● DIRECTIONS
Extract each line of the material that follows exactly and omit its pictures.

● RECORDS TO USE
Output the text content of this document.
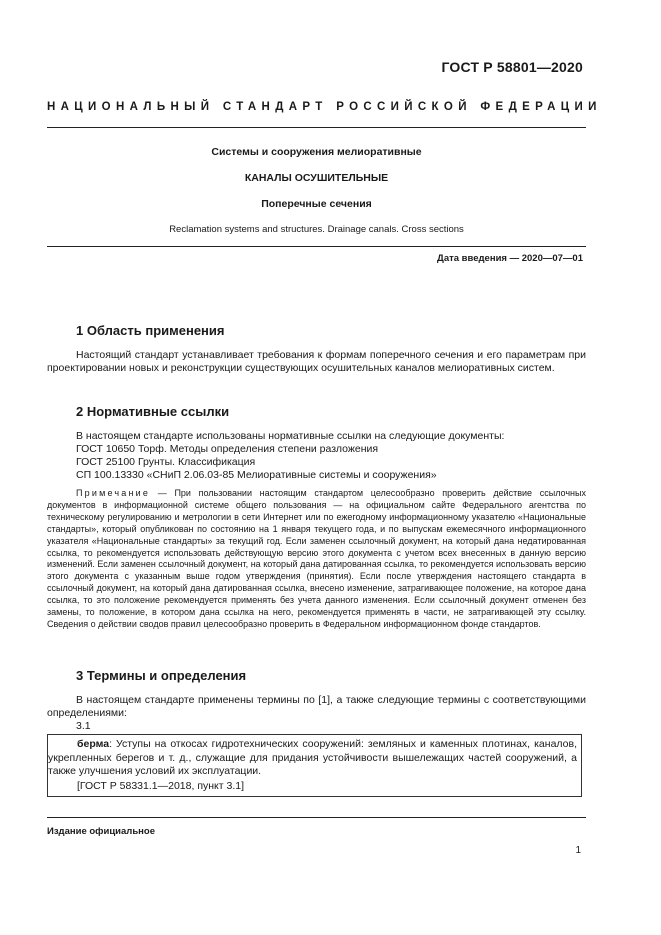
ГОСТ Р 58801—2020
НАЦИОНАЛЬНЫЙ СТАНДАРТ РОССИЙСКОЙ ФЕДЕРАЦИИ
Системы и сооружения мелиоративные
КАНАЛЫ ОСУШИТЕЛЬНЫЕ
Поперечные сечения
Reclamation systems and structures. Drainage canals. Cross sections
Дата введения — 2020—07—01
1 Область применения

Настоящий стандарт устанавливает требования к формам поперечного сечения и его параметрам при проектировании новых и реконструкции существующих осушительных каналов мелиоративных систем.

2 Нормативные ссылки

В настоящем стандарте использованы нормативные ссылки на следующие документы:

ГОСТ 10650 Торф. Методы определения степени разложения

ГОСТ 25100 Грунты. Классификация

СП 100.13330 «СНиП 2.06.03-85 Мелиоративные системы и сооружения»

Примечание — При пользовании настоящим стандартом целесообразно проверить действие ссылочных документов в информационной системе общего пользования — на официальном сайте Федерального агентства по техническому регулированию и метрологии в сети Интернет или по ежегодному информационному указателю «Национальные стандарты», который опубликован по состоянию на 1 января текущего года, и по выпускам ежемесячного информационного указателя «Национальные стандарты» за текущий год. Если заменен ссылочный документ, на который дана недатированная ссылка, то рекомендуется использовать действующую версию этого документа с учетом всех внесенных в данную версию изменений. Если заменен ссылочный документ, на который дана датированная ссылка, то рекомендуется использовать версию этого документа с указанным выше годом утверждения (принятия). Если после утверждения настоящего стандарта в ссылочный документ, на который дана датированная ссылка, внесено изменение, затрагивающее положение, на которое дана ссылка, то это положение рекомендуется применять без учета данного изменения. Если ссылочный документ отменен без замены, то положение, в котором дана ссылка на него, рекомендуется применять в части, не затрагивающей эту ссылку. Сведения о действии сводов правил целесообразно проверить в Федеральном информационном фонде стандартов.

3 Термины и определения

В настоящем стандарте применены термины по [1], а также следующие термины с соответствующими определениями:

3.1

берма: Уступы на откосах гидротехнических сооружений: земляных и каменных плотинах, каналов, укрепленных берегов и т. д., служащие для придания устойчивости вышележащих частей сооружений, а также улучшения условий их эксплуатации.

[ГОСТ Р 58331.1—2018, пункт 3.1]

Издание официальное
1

● OUTPUT FOR THIS EXERCISE
Output the text content of this document.
ГОСТ Р 58801—2020
НАЦИОНАЛЬНЫЙ СТАНДАРТ РОССИЙСКОЙ ФЕДЕРАЦИИ
Системы и сооружения мелиоративные
КАНАЛЫ ОСУШИТЕЛЬНЫЕ
Поперечные сечения
Reclamation systems and structures. Drainage canals. Cross sections
Дата введения — 2020—07—01
1 Область применения

Настоящий стандарт устанавливает требования к формам поперечного сечения и его параметрам при проектировании новых и реконструкции существующих осушительных каналов мелиоративных систем.

2 Нормативные ссылки

В настоящем стандарте использованы нормативные ссылки на следующие документы:

ГОСТ 10650 Торф. Методы определения степени разложения

ГОСТ 25100 Грунты. Классификация

СП 100.13330 «СНиП 2.06.03-85 Мелиоративные системы и сооружения»

Примечание — При пользовании настоящим стандартом целесообразно проверить действие ссылочных документов в информационной системе общего пользования — на официальном сайте Федерального агентства по техническому регулированию и метрологии в сети Интернет или по ежегодному информационному указателю «Национальные стандарты», который опубликован по состоянию на 1 января текущего года, и по выпускам ежемесячного информационного указателя «Национальные стандарты» за текущий год. Если заменен ссылочный документ, на который дана недатированная ссылка, то рекомендуется использовать действующую версию этого документа с учетом всех внесенных в данную версию изменений. Если заменен ссылочный документ, на который дана датированная ссылка, то рекомендуется использовать версию этого документа с указанным выше годом утверждения (принятия). Если после утверждения настоящего стандарта в ссылочный документ, на который дана датированная ссылка, внесено изменение, затрагивающее положение, на которое дана ссылка, то это положение рекомендуется применять без учета данного изменения. Если ссылочный документ отменен без замены, то положение, в котором дана ссылка на него, рекомендуется применять в части, не затрагивающей эту ссылку. Сведения о действии сводов правил целесообразно проверить в Федеральном информационном фонде стандартов.

3 Термины и определения

В настоящем стандарте применены термины по [1], а также следующие термины с соответствующими определениями:

3.1

берма: Уступы на откосах гидротехнических сооружений: земляных и каменных плотинах, каналов, укрепленных берегов и т. д., служащие для придания устойчивости вышележащих частей сооружений, а также улучшения условий их эксплуатации.

[ГОСТ Р 58331.1—2018, пункт 3.1]

Издание официальное
1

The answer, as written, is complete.